文書抜粋:
+++++
「耳をすませば」のあのカップルが離婚してたって
とあるチェーン店で、友人たち(全員アラサーのおっさん)と酒で盛り上がっていた時だった。
「おい、アキオ知ってた?「耳をすませば」のやつら、離婚してたって。」
私は驚き、動揺のあまり思わずビール瓶を倒しかけた。
「えっ、マジなの?あの「耳をすませば」のカップル?」
中学時代からの腐れ縁の友人は目をそっと落とし、
「うん、なんか三ヶ月前に決まったって。驚いたよなー。」
「そうなのか・・・。まさかあの人達が・・・。」
私は言葉を失った。
「耳をすませば」のカップルは、かつて私の学生時代にクラスにいたカップル。
文字通り、ジプリ作品クラスの美男美女カップル。
そして私の高校時代の天敵だった。
そのカップルはいつも仲むつまじい、自然と一緒にいる、いちゃいちゃ、ようするに青春を全力でエンジョイしている存在だった。
男友達とバカすることしかやることがなかった私からしたら、気に入らない、不純、いやらしい、周りが見えていない、そう、要するにうらやましかった。
+++++
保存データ

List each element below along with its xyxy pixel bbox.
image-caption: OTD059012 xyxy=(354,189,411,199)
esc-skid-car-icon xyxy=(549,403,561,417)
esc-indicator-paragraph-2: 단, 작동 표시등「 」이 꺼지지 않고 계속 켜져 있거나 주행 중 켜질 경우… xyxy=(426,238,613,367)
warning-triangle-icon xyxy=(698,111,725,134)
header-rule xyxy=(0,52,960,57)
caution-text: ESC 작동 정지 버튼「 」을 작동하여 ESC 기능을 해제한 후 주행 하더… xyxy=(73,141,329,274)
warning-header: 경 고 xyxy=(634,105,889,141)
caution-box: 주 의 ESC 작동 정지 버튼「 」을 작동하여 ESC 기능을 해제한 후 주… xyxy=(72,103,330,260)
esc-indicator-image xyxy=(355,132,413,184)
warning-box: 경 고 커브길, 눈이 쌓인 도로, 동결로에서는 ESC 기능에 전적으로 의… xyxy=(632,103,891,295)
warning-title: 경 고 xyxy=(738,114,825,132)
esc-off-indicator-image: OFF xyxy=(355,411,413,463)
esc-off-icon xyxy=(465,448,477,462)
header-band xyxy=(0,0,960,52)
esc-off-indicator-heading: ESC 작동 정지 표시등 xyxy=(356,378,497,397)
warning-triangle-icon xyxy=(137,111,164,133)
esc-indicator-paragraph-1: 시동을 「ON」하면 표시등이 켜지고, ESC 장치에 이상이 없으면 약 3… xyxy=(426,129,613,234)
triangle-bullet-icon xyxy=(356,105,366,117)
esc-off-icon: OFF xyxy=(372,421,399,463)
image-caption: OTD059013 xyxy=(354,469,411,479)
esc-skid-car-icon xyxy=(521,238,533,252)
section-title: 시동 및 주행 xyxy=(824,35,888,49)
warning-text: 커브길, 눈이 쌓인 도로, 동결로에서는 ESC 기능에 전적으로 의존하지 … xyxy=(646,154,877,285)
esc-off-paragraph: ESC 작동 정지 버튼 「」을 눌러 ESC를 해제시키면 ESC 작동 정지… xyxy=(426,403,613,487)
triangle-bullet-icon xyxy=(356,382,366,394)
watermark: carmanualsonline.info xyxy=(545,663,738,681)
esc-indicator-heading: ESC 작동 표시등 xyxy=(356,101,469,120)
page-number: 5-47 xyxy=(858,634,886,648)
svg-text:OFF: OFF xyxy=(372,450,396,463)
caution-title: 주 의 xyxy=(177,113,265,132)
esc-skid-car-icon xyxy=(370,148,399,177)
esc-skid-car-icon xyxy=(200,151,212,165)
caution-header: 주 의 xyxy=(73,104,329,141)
+++++
作業項目:
**a.** 本文について、次の問いに答えよ。
(i) 友人たちと酒を飲んでいた場所はどこか。
(ii) 友人によれば、カップルの離婚が決まったのはいつか。
(iii) そのカップルは、語り手の高校時代にとって何だったとされているか。
**b.** 保存データのエントリについて、冒頭から「esc-off-paragraph: ESC 작동」を含む行まで(両端を含む)の範囲の「warning-triangle-icon」を「alert-triangle-icon」に差し替え、その他は一切変更せずにその範囲の行のみを再掲すること。

各項目の解答:
**a.**
(i) とあるチェーン店
(ii) 三ヶ月前
(iii) 天敵

**b.**
List each element below along with its xyxy pixel bbox.
image-caption: OTD059012 xyxy=(354,189,411,199)
esc-skid-car-icon xyxy=(549,403,561,417)
esc-indicator-paragraph-2: 단, 작동 표시등「 」이 꺼지지 않고 계속 켜져 있거나 주행 중 켜질 경우… xyxy=(426,238,613,367)
alert-triangle-icon xyxy=(698,111,725,134)
header-rule xyxy=(0,52,960,57)
caution-text: ESC 작동 정지 버튼「 」을 작동하여 ESC 기능을 해제한 후 주행 하더… xyxy=(73,141,329,274)
warning-header: 경 고 xyxy=(634,105,889,141)
caution-box: 주 의 ESC 작동 정지 버튼「 」을 작동하여 ESC 기능을 해제한 후 주… xyxy=(72,103,330,260)
esc-indicator-image xyxy=(355,132,413,184)
warning-box: 경 고 커브길, 눈이 쌓인 도로, 동결로에서는 ESC 기능에 전적으로 의… xyxy=(632,103,891,295)
warning-title: 경 고 xyxy=(738,114,825,132)
esc-off-indicator-image: OFF xyxy=(355,411,413,463)
esc-off-icon xyxy=(465,448,477,462)
header-band xyxy=(0,0,960,52)
esc-off-indicator-heading: ESC 작동 정지 표시등 xyxy=(356,378,497,397)
alert-triangle-icon xyxy=(137,111,164,133)
esc-indicator-paragraph-1: 시동을 「ON」하면 표시등이 켜지고, ESC 장치에 이상이 없으면 약 3… xyxy=(426,129,613,234)
triangle-bullet-icon xyxy=(356,105,366,117)
esc-off-icon: OFF xyxy=(372,421,399,463)
image-caption: OTD059013 xyxy=(354,469,411,479)
esc-skid-car-icon xyxy=(521,238,533,252)
section-title: 시동 및 주행 xyxy=(824,35,888,49)
warning-text: 커브길, 눈이 쌓인 도로, 동결로에서는 ESC 기능에 전적으로 의존하지 … xyxy=(646,154,877,285)
esc-off-paragraph: ESC 작동 정지 버튼 「」을 눌러 ESC를 해제시키면 ESC 작동 정지… xyxy=(426,403,613,487)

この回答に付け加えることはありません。